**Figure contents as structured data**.
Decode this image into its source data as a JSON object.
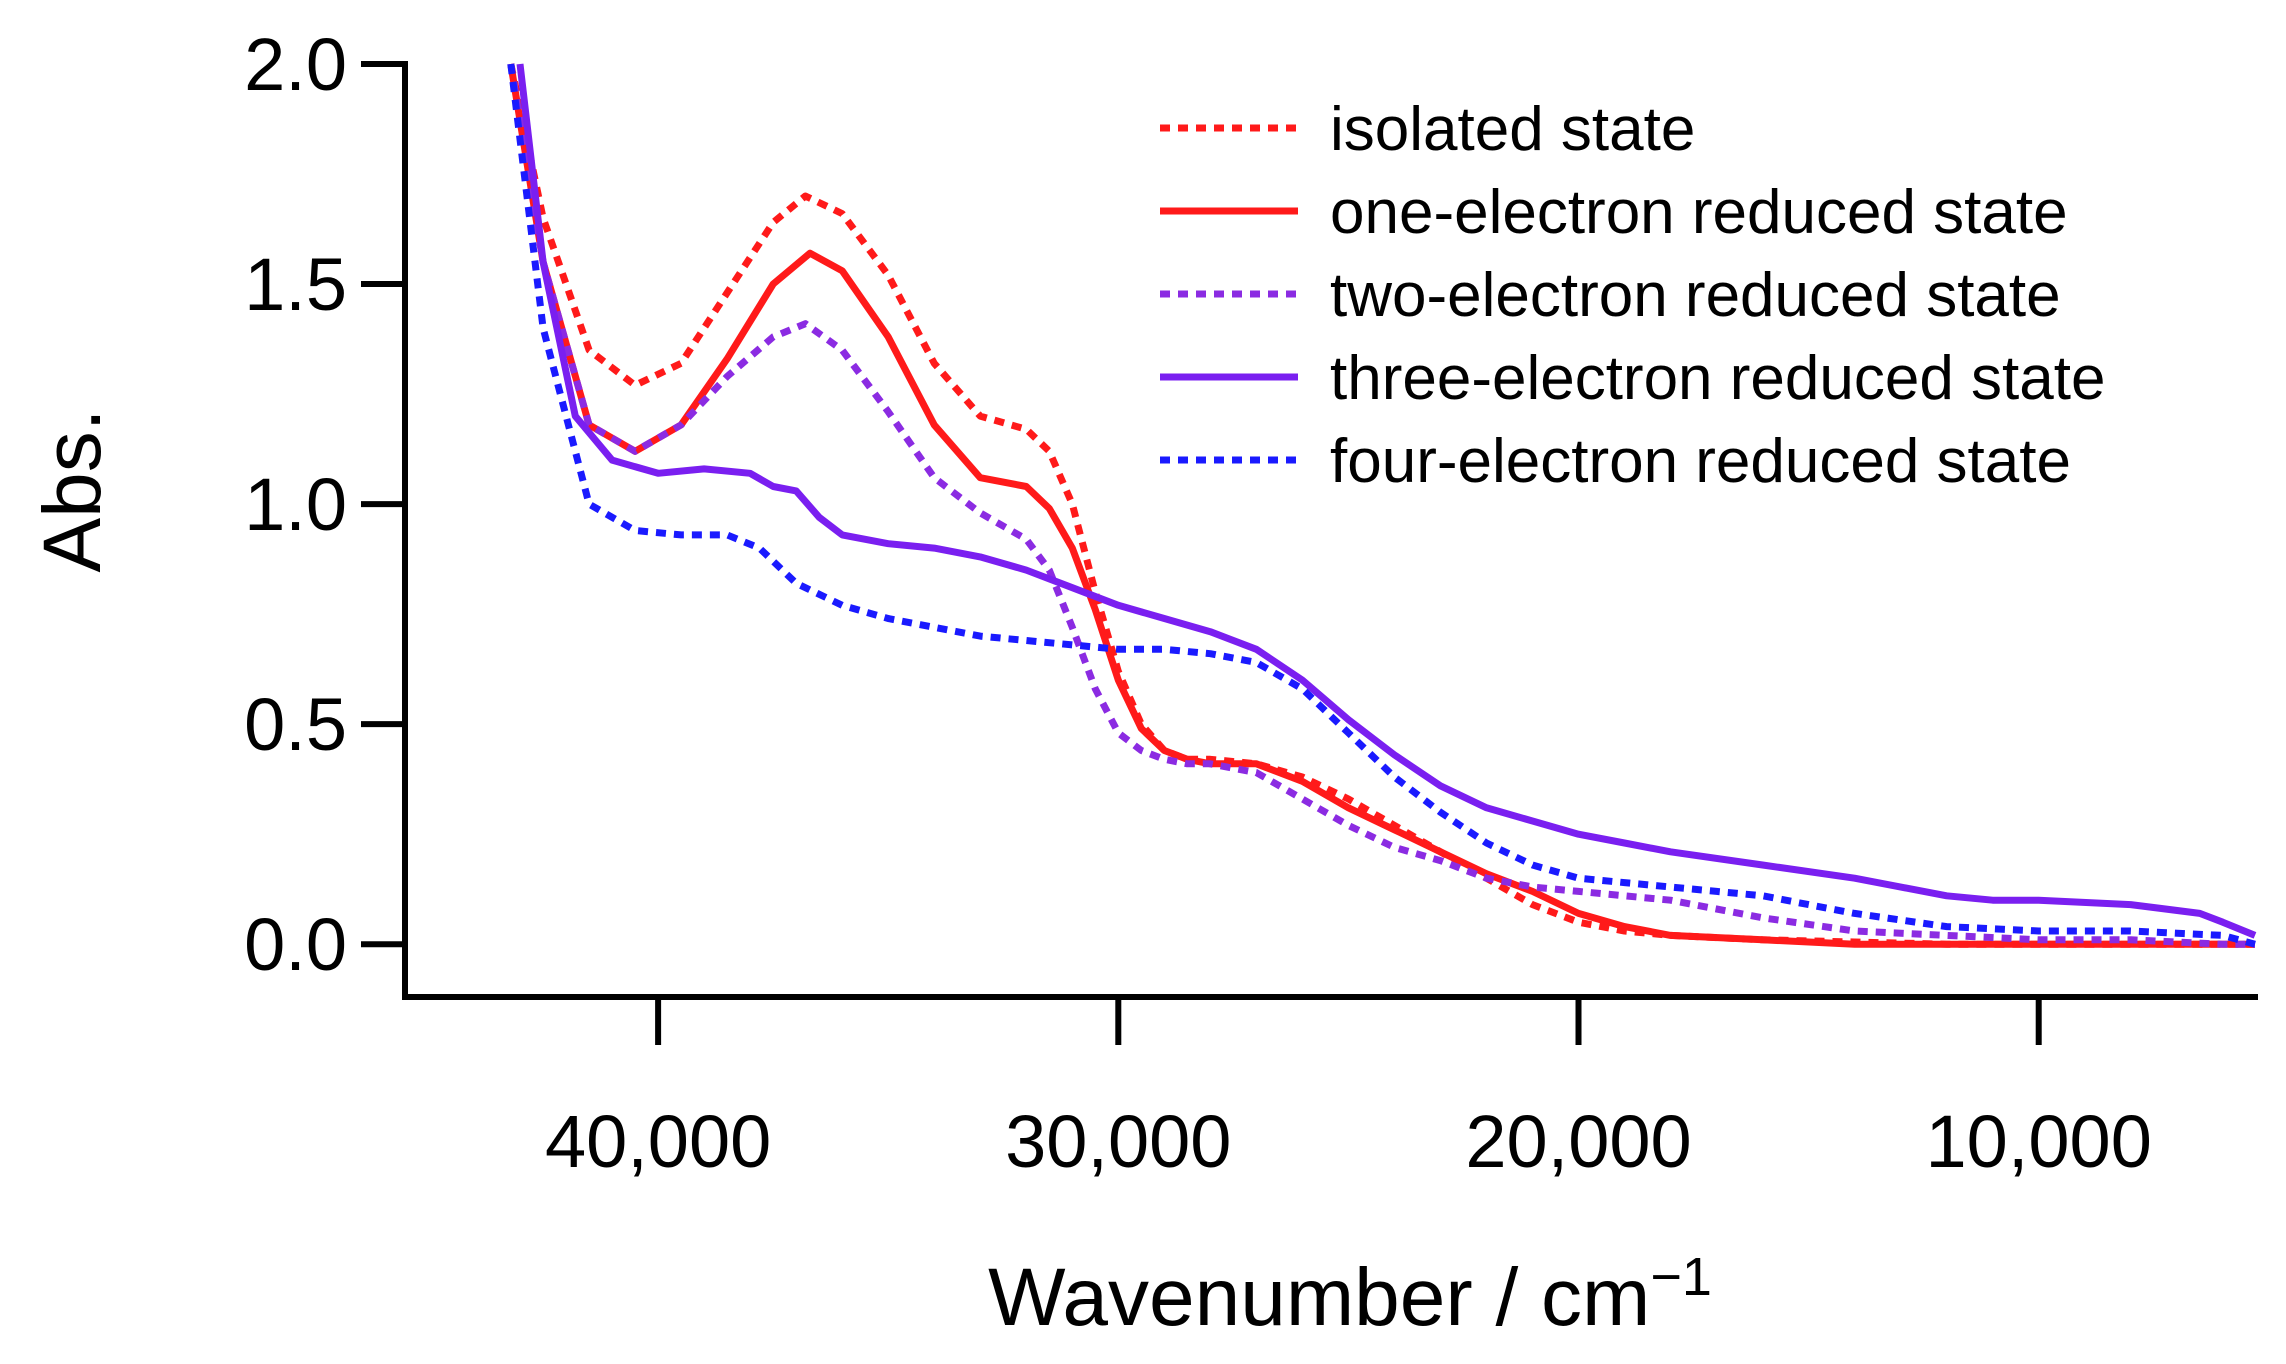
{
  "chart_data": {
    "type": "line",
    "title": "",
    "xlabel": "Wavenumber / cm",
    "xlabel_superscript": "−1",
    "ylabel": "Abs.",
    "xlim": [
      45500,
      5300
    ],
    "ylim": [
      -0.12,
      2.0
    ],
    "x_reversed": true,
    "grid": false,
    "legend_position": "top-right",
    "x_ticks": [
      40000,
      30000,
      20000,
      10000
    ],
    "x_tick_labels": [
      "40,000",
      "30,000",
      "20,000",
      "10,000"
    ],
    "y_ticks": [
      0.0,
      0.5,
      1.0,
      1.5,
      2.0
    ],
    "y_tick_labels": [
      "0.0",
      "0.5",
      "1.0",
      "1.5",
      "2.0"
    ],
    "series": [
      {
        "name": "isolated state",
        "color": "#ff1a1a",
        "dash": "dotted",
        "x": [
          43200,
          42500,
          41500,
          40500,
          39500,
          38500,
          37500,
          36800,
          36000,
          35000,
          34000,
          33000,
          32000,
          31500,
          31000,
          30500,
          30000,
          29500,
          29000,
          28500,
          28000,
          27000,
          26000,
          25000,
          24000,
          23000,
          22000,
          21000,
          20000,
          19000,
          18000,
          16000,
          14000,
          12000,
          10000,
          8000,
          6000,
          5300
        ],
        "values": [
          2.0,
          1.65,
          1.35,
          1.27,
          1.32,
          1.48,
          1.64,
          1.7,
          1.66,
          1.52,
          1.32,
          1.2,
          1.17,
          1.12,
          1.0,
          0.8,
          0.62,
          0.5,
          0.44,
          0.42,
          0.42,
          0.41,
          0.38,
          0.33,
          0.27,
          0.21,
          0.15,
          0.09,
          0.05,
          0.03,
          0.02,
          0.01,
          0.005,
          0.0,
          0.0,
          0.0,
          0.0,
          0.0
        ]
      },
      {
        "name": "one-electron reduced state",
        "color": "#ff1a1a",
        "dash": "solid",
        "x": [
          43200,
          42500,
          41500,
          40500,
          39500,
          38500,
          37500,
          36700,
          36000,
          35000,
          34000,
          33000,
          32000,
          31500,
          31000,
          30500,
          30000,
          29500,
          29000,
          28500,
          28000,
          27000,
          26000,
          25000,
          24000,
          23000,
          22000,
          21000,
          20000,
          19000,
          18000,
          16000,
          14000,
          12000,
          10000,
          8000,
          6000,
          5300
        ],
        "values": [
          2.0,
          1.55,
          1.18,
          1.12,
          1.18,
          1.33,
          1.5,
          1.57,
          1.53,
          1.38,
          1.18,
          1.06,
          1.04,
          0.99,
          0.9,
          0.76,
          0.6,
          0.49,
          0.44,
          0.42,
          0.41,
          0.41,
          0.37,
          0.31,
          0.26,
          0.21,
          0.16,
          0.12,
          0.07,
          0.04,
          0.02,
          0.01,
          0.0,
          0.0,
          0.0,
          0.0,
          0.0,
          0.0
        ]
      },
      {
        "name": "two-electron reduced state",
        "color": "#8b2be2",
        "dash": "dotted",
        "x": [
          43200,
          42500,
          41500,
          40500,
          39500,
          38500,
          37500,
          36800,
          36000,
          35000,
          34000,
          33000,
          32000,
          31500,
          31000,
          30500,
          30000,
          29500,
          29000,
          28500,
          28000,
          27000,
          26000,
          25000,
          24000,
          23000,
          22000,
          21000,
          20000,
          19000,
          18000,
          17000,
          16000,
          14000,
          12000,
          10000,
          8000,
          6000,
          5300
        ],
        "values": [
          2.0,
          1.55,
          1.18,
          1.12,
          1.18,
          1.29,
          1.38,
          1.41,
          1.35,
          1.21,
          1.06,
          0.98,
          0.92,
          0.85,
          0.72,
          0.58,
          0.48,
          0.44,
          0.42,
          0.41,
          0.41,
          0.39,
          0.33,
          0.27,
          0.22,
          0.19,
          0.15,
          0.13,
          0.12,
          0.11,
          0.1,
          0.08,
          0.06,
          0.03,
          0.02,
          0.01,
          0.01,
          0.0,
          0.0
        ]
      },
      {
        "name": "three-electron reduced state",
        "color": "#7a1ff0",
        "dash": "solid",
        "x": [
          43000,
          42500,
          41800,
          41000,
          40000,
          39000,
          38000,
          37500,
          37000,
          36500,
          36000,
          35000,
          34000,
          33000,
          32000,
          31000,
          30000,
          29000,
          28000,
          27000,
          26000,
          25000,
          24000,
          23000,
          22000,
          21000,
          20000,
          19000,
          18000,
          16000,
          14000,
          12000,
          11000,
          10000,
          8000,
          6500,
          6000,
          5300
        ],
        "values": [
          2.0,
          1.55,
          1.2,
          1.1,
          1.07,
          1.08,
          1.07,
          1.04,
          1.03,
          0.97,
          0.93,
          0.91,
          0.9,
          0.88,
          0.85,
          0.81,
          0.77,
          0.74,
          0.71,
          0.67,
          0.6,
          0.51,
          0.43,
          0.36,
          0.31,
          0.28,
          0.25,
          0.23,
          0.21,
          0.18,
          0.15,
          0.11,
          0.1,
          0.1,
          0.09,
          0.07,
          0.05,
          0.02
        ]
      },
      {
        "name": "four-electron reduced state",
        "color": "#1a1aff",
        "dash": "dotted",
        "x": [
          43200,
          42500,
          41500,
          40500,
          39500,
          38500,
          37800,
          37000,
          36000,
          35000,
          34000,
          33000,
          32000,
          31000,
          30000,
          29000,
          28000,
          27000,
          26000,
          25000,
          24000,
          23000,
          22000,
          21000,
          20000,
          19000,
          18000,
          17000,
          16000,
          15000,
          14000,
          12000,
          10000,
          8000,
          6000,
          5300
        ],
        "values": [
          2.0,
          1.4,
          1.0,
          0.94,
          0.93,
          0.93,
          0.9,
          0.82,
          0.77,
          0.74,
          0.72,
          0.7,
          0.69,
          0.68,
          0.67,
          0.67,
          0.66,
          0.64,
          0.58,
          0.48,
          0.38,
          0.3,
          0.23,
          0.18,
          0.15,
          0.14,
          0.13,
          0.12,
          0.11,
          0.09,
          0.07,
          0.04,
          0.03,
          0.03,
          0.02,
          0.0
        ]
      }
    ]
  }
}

* * *

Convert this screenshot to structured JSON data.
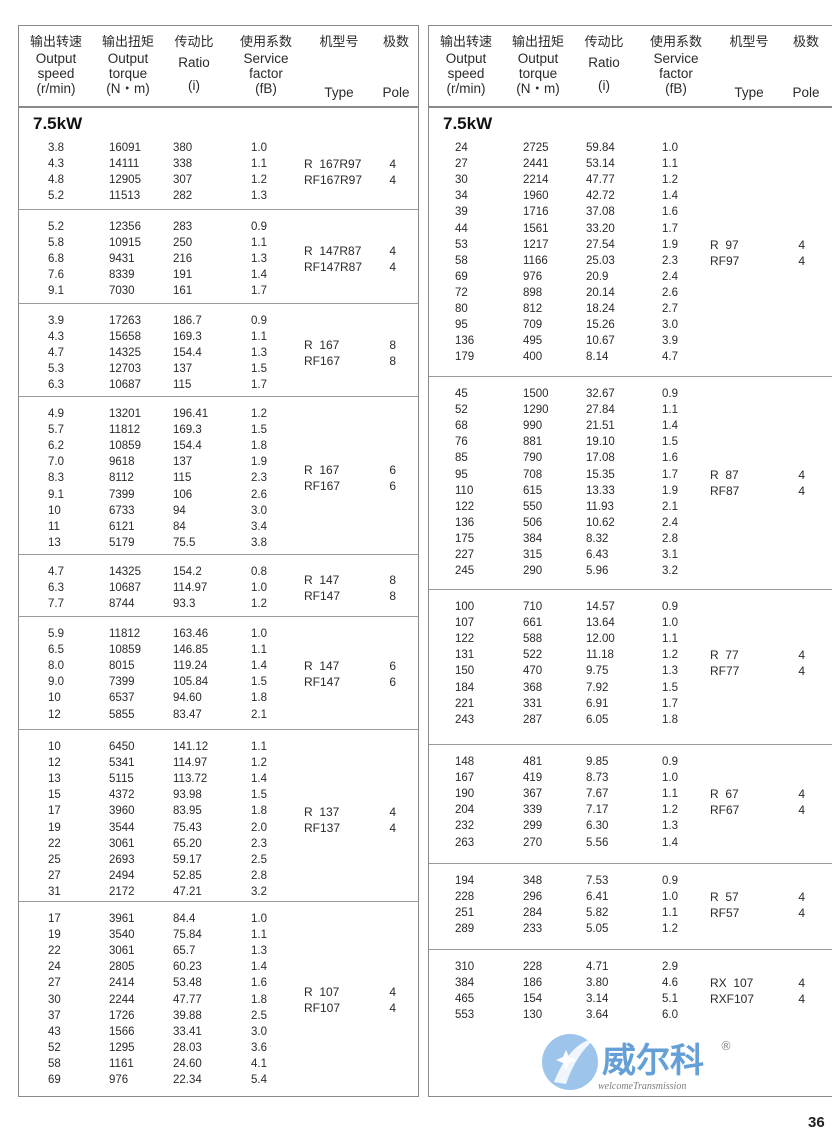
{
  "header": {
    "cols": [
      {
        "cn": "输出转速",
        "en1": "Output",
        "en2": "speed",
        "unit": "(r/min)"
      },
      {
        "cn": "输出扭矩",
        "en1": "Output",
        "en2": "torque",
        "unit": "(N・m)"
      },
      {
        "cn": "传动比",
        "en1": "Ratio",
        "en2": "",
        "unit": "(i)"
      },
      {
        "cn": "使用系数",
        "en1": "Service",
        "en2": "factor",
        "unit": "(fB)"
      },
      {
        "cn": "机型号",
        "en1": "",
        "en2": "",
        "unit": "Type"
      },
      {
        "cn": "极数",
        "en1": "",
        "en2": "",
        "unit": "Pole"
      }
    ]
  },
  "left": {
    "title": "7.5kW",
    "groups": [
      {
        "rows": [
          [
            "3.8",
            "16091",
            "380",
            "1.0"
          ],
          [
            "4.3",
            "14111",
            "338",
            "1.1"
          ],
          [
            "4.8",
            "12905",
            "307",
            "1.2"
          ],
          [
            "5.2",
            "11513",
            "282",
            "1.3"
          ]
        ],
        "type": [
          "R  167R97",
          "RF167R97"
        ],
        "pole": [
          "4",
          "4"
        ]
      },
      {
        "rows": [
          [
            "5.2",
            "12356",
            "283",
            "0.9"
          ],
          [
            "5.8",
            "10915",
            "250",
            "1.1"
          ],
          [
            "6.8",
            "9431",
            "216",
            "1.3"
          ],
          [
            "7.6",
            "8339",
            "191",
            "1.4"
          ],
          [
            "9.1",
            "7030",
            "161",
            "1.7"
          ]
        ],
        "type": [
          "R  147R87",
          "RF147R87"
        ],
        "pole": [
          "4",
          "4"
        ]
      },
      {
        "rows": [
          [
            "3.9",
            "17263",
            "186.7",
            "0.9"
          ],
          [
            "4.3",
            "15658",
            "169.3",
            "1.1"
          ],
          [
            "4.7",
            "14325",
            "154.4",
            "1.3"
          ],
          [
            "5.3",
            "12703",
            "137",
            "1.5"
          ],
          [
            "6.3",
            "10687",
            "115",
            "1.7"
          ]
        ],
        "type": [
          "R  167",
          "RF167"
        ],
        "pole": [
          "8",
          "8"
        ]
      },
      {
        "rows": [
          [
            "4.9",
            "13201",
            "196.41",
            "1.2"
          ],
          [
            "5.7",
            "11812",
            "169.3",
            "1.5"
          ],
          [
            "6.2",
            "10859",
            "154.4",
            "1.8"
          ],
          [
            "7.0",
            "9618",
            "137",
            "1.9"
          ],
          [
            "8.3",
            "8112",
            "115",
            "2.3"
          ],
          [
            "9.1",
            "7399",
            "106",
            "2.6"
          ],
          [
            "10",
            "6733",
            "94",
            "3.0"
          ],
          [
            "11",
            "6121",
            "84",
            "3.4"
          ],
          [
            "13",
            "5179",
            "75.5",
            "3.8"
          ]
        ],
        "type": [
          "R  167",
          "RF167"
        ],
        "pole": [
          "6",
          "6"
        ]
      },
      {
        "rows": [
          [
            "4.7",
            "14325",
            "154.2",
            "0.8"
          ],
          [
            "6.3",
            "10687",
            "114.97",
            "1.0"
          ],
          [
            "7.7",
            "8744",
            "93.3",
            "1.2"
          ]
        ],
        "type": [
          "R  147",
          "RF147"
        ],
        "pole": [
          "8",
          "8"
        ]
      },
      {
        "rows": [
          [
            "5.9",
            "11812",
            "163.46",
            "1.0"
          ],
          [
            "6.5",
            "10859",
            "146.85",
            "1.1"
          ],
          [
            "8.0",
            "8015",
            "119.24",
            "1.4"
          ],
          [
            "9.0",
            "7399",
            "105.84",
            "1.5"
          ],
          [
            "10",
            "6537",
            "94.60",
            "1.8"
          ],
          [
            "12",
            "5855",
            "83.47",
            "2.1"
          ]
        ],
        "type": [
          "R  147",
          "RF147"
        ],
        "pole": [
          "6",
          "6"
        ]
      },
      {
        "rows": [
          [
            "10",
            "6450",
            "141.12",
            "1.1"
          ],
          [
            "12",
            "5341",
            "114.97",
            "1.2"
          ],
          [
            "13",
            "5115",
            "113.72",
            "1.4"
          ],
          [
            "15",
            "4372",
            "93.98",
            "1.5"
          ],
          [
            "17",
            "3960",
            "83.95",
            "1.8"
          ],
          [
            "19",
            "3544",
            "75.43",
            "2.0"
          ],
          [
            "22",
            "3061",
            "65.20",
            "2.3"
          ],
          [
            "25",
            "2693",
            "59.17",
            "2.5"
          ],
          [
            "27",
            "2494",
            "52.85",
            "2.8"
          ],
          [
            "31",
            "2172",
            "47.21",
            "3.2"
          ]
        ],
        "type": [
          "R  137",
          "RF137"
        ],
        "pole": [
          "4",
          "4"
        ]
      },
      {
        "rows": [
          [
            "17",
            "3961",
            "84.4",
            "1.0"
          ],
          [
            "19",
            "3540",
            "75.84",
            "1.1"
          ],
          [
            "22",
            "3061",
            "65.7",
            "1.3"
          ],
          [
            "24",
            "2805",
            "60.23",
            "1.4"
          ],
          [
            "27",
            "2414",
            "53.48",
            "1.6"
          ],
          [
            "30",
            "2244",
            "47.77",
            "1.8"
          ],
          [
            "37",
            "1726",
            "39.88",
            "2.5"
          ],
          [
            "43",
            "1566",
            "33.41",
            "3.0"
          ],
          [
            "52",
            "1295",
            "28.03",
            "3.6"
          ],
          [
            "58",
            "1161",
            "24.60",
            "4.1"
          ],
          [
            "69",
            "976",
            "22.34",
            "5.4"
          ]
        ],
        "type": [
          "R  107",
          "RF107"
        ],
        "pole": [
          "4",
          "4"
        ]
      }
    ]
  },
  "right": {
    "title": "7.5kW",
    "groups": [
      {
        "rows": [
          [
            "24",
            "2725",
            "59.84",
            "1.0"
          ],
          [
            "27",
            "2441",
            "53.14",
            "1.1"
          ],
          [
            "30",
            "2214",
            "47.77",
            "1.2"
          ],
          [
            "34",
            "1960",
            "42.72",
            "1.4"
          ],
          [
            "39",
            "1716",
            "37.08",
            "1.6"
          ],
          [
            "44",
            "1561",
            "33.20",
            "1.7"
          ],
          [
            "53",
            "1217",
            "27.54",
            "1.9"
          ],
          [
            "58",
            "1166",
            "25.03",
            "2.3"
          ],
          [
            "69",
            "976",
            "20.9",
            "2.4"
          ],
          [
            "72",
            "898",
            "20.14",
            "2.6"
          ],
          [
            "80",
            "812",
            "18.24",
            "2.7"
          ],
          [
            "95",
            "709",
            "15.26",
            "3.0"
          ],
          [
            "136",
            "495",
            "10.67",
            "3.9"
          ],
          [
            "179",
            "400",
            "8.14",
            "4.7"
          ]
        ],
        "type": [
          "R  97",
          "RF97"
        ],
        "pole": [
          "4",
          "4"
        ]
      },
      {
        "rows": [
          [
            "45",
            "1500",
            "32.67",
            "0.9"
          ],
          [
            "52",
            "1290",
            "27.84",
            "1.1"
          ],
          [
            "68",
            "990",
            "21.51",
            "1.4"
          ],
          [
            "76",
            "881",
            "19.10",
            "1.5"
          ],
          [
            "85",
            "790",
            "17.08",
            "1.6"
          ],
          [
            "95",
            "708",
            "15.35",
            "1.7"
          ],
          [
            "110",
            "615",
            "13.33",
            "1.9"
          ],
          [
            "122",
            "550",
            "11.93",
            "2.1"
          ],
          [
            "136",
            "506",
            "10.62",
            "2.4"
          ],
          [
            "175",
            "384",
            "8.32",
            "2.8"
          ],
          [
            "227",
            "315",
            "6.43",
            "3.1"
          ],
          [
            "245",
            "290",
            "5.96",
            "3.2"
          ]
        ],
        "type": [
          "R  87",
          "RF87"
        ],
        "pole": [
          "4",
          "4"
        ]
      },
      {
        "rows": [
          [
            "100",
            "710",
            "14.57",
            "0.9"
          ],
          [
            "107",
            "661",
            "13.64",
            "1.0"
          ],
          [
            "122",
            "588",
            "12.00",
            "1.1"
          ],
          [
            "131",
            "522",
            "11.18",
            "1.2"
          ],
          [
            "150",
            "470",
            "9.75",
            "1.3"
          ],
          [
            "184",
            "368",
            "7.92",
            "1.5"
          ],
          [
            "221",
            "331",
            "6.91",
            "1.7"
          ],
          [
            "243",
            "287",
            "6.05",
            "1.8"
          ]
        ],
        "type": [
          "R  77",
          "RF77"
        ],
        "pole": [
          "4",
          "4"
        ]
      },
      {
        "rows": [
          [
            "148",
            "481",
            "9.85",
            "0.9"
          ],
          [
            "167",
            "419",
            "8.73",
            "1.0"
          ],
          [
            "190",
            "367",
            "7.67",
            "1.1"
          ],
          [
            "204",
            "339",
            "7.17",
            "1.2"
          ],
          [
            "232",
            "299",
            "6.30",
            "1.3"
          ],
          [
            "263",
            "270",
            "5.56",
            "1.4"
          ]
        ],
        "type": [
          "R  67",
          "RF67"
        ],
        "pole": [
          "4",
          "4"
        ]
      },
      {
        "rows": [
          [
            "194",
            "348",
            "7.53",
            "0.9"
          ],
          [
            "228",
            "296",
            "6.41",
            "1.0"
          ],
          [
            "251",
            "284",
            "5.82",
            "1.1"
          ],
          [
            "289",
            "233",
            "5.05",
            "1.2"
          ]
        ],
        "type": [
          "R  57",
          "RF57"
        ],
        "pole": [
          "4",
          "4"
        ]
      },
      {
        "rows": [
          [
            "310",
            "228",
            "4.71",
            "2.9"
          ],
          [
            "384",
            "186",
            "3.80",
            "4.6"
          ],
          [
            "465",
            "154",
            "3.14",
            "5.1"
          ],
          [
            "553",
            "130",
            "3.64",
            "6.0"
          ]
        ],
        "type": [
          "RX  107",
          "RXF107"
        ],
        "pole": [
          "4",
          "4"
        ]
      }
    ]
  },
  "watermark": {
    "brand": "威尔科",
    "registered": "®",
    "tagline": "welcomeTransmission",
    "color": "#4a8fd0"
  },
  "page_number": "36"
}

**Work to be completed**. Go through the entries above and copy every line containing "JSON".

**Answer to this task**.
Decode this image into its source data as a JSON object.
Convert this screenshot to structured JSON data.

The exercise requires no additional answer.